Data entries:

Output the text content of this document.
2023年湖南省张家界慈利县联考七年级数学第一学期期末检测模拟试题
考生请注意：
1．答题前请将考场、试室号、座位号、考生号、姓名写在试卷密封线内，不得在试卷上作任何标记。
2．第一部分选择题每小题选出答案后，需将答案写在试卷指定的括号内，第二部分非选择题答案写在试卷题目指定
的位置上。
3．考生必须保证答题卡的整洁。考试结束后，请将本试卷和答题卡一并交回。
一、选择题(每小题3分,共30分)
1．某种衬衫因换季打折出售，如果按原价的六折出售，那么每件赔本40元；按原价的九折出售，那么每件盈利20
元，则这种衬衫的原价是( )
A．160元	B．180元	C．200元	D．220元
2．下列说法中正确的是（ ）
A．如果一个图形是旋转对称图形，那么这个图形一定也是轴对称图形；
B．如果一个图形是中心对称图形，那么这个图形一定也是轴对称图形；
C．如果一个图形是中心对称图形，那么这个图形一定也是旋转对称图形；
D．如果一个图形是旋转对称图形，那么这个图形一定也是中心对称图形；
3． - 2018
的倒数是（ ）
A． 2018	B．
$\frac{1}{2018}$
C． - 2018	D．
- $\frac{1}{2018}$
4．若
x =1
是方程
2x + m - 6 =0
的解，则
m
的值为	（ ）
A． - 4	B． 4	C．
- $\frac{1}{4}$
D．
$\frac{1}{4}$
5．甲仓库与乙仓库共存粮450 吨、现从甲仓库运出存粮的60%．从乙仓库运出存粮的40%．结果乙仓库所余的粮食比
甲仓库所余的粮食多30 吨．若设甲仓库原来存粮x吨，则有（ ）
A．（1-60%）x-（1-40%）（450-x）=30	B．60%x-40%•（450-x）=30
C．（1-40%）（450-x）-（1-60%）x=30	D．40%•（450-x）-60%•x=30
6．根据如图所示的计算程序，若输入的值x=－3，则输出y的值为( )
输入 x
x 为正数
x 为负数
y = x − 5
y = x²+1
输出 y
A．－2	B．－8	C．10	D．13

§ **Stated exercise**: Of the lines in the material above, state how many contain the string "如果一个图形是旋转对称图形"; give no other text.

§ **Full answer**: 2